§ **Required work**:
Locate every line in the records below that holds the word "upper" and return each one.

§ **Data shown**:
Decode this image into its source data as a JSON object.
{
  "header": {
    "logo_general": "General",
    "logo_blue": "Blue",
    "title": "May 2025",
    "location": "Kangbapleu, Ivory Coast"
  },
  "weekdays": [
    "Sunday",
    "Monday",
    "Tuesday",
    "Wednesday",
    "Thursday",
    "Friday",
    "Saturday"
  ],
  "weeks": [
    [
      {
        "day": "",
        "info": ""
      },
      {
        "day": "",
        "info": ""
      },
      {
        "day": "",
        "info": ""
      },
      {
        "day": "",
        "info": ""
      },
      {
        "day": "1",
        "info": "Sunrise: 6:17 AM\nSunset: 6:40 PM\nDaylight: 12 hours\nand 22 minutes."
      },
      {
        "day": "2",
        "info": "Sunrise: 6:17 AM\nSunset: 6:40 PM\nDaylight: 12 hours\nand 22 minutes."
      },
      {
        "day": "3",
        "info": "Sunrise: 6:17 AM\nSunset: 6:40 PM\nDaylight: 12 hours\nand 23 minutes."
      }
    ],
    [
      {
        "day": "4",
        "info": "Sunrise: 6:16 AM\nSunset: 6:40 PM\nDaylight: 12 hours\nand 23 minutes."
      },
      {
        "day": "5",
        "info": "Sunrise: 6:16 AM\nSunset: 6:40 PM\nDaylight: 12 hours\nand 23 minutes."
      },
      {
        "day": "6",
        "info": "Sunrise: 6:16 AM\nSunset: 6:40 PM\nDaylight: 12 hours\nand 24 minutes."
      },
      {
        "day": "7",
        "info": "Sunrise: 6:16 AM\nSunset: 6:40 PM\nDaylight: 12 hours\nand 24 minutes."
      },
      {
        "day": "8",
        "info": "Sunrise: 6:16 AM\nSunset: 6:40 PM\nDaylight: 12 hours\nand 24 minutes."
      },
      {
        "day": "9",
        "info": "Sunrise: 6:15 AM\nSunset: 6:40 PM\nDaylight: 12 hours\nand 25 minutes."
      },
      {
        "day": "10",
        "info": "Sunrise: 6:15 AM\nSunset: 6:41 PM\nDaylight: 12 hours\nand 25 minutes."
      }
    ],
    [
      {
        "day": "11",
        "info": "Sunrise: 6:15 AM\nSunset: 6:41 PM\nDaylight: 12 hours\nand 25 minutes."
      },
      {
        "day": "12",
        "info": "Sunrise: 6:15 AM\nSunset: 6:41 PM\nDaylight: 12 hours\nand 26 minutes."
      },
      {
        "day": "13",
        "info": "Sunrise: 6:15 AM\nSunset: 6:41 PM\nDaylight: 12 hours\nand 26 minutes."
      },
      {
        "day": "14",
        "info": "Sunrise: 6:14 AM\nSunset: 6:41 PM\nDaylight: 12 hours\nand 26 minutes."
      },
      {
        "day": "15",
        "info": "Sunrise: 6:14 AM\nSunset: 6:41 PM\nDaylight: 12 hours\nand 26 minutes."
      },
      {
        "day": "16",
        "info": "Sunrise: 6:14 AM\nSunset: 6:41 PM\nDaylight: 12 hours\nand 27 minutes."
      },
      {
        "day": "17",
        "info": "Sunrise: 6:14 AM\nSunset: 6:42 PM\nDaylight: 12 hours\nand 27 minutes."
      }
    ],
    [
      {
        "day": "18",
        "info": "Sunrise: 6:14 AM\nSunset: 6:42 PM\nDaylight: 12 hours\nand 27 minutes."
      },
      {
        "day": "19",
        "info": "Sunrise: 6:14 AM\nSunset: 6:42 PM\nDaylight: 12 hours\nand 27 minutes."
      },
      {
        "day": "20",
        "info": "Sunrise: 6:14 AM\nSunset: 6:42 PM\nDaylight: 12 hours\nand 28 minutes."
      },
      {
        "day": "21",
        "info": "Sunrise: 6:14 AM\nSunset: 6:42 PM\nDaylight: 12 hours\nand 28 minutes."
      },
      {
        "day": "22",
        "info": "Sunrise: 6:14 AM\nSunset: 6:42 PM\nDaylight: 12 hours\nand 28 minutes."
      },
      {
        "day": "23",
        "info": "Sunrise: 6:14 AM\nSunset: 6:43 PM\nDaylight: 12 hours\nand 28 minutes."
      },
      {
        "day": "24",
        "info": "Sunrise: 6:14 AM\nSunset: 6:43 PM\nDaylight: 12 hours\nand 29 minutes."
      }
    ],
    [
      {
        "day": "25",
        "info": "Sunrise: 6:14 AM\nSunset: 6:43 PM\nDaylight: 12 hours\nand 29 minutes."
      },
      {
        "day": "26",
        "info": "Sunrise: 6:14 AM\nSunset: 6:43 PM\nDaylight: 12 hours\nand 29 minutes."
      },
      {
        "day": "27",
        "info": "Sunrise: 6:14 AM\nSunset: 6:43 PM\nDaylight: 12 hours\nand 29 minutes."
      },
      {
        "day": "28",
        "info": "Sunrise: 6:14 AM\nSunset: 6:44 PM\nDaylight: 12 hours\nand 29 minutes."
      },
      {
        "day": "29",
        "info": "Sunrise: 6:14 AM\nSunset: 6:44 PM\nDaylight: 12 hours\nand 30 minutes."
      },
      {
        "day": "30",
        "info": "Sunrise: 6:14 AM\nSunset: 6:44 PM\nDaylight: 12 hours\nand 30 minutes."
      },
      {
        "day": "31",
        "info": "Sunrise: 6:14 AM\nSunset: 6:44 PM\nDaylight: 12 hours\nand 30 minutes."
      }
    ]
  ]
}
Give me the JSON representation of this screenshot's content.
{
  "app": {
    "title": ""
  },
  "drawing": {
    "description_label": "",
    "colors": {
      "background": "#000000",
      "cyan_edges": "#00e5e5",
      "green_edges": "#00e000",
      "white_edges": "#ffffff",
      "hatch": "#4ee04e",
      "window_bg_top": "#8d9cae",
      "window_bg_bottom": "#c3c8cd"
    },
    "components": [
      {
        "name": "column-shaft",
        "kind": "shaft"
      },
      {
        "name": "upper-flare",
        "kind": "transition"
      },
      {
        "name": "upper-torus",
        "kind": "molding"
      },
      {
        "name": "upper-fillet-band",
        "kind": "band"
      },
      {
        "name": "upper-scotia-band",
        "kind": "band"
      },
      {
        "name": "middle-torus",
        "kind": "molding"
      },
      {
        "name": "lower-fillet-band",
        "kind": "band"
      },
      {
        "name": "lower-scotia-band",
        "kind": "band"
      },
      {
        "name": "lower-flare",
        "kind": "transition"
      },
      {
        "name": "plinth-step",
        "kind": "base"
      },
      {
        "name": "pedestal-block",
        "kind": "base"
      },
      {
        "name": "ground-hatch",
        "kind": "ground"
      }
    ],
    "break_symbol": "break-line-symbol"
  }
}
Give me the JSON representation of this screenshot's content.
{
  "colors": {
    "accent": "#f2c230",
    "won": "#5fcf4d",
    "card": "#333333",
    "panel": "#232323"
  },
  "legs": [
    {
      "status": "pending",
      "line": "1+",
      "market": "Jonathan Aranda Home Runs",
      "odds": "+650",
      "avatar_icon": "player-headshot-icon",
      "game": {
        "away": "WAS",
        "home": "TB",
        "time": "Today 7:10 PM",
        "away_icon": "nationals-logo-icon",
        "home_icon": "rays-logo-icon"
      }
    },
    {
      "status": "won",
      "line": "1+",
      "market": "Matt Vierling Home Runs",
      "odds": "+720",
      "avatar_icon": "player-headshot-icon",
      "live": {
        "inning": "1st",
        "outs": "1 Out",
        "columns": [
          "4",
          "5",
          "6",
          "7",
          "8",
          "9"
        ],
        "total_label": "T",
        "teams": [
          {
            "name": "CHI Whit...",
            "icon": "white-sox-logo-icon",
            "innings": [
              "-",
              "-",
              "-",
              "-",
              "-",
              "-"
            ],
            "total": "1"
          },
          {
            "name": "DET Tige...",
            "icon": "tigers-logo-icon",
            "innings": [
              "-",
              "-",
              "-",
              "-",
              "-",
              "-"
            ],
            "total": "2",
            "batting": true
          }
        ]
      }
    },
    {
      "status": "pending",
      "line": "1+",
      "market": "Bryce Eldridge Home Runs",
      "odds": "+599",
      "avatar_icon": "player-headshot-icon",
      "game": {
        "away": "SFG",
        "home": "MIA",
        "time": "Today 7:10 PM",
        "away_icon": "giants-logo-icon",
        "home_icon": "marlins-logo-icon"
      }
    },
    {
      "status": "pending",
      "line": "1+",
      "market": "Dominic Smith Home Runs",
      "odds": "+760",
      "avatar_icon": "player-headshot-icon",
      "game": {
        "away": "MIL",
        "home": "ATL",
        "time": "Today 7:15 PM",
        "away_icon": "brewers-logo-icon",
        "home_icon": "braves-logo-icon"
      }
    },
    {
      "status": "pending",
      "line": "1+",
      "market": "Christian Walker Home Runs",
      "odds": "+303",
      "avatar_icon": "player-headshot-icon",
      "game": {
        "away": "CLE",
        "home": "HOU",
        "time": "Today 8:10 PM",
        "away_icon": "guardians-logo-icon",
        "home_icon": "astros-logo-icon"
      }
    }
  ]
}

§ **Problem solution**:
        "name": "upper-flare",
        "name": "upper-torus",
        "name": "upper-fillet-band",
        "name": "upper-scotia-band",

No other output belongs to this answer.